--- Start ---

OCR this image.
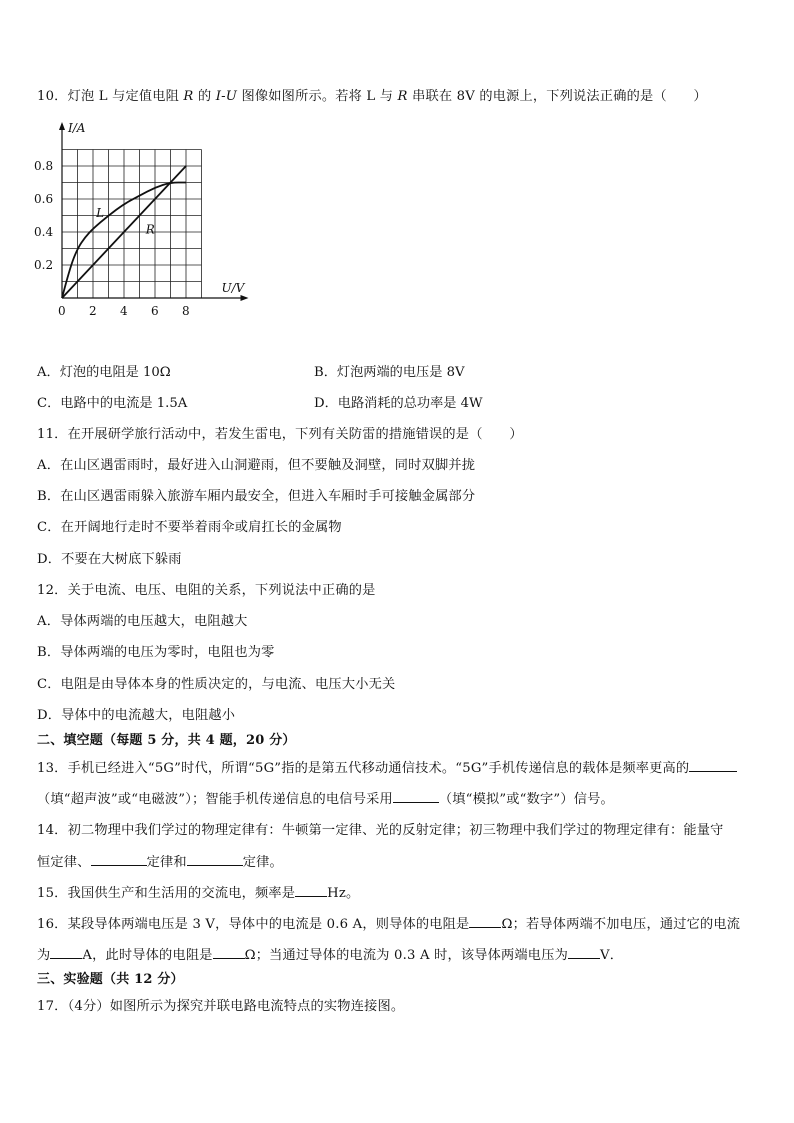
10．灯泡 L 与定值电阻 R 的 I-U 图像如图所示。若将 L 与 R 串联在 8V 的电源上，下列说法正确的是（　　）
I/A
U/V
0 2 4 6 8
0.2
0.4
0.6
0.8
L
R
A．灯泡的电阻是 10Ω	B．灯泡两端的电压是 8V
C．电路中的电流是 1.5A	D．电路消耗的总功率是 4W
11．在开展研学旅行活动中，若发生雷电，下列有关防雷的措施错误的是（　　）
A．在山区遇雷雨时，最好进入山洞避雨，但不要触及洞壁，同时双脚并拢
B．在山区遇雷雨躲入旅游车厢内最安全，但进入车厢时手可接触金属部分
C．在开阔地行走时不要举着雨伞或肩扛长的金属物
D．不要在大树底下躲雨
12．关于电流、电压、电阻的关系，下列说法中正确的是
A．导体两端的电压越大，电阻越大
B．导体两端的电压为零时，电阻也为零
C．电阻是由导体本身的性质决定的，与电流、电压大小无关
D．导体中的电流越大，电阻越小
二、填空题（每题 5 分，共 4 题，20 分）
13．手机已经进入“5G”时代，所谓“5G”指的是第五代移动通信技术。“5G”手机传递信息的载体是频率更高的
（填“超声波”或“电磁波”）；智能手机传递信息的电信号采用	（填“模拟”或“数字”）信号。
14．初二物理中我们学过的物理定律有：牛顿第一定律、光的反射定律；初三物理中我们学过的物理定律有：能量守
恒定律、	定律和	定律。
15．我国供生产和生活用的交流电，频率是 Hz。
16．某段导体两端电压是 3 V，导体中的电流是 0.6 A，则导体的电阻是 Ω；若导体两端不加电压，通过它的电流
为 A，此时导体的电阻是 Ω；当通过导体的电流为 0.3 A 时，该导体两端电压为 V．
三、实验题（共 12 分）
17．（4分）如图所示为探究并联电路电流特点的实物连接图。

--- End ---

_Your instructions_:
With the pictures left out, transcribe the material exactly.

_Solution to the problem_:
OCR this image.
10．灯泡 L 与定值电阻 R 的 I-U 图像如图所示。若将 L 与 R 串联在 8V 的电源上，下列说法正确的是（　　）
I/A
U/V
0 2 4 6 8
0.2
0.4
0.6
0.8
L
R
A．灯泡的电阻是 10Ω	B．灯泡两端的电压是 8V
C．电路中的电流是 1.5A	D．电路消耗的总功率是 4W
11．在开展研学旅行活动中，若发生雷电，下列有关防雷的措施错误的是（　　）
A．在山区遇雷雨时，最好进入山洞避雨，但不要触及洞壁，同时双脚并拢
B．在山区遇雷雨躲入旅游车厢内最安全，但进入车厢时手可接触金属部分
C．在开阔地行走时不要举着雨伞或肩扛长的金属物
D．不要在大树底下躲雨
12．关于电流、电压、电阻的关系，下列说法中正确的是
A．导体两端的电压越大，电阻越大
B．导体两端的电压为零时，电阻也为零
C．电阻是由导体本身的性质决定的，与电流、电压大小无关
D．导体中的电流越大，电阻越小
二、填空题（每题 5 分，共 4 题，20 分）
13．手机已经进入“5G”时代，所谓“5G”指的是第五代移动通信技术。“5G”手机传递信息的载体是频率更高的
（填“超声波”或“电磁波”）；智能手机传递信息的电信号采用	（填“模拟”或“数字”）信号。
14．初二物理中我们学过的物理定律有：牛顿第一定律、光的反射定律；初三物理中我们学过的物理定律有：能量守
恒定律、	定律和	定律。
15．我国供生产和生活用的交流电，频率是 Hz。
16．某段导体两端电压是 3 V，导体中的电流是 0.6 A，则导体的电阻是 Ω；若导体两端不加电压，通过它的电流
为 A，此时导体的电阻是 Ω；当通过导体的电流为 0.3 A 时，该导体两端电压为 V．
三、实验题（共 12 分）
17．（4分）如图所示为探究并联电路电流特点的实物连接图。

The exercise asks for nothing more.